• Written problem: Copy each line of the entries that contains the word "career".

• Extracted material:
++++++

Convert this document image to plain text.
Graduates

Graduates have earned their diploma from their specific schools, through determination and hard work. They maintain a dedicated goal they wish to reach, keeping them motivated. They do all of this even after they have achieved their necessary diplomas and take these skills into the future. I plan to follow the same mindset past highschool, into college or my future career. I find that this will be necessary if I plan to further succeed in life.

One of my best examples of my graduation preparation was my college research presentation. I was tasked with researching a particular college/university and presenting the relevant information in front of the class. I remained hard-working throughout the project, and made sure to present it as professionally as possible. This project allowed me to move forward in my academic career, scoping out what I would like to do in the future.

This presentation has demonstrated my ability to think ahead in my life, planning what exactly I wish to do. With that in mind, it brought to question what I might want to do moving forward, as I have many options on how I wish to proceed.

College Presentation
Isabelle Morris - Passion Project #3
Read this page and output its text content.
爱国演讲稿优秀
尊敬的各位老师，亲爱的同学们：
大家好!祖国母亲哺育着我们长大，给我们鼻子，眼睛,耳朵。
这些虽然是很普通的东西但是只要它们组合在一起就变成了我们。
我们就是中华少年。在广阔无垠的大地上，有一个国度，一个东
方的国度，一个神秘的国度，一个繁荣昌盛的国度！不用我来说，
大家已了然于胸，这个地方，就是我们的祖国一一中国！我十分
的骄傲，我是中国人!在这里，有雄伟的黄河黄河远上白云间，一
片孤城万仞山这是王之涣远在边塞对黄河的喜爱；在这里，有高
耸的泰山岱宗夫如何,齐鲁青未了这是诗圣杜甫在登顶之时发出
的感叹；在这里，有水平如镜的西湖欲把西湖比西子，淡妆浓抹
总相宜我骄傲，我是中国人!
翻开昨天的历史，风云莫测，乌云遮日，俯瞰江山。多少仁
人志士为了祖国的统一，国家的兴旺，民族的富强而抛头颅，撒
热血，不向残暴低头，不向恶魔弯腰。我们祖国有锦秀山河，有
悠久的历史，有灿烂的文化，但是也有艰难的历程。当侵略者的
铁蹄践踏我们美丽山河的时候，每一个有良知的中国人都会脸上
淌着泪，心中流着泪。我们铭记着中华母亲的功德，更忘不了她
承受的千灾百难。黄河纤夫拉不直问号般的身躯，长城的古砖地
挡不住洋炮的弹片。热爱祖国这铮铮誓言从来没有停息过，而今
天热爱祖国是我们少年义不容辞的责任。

++++++

• Result of this exercise:
Graduates have earned their diploma from their specific schools, through determination and hard work. They maintain a dedicated goal they wish to reach, keeping them motivated. They do all of this even after they have achieved their necessary diplomas and take these skills into the future. I plan to follow the same mindset past highschool, into college or my future career. I find that this will be necessary if I plan to further succeed in life.
One of my best examples of my graduation preparation was my college research presentation. I was tasked with researching a particular college/university and presenting the relevant information in front of the class. I remained hard-working throughout the project, and made sure to present it as professionally as possible. This project allowed me to move forward in my academic career, scoping out what I would like to do in the future.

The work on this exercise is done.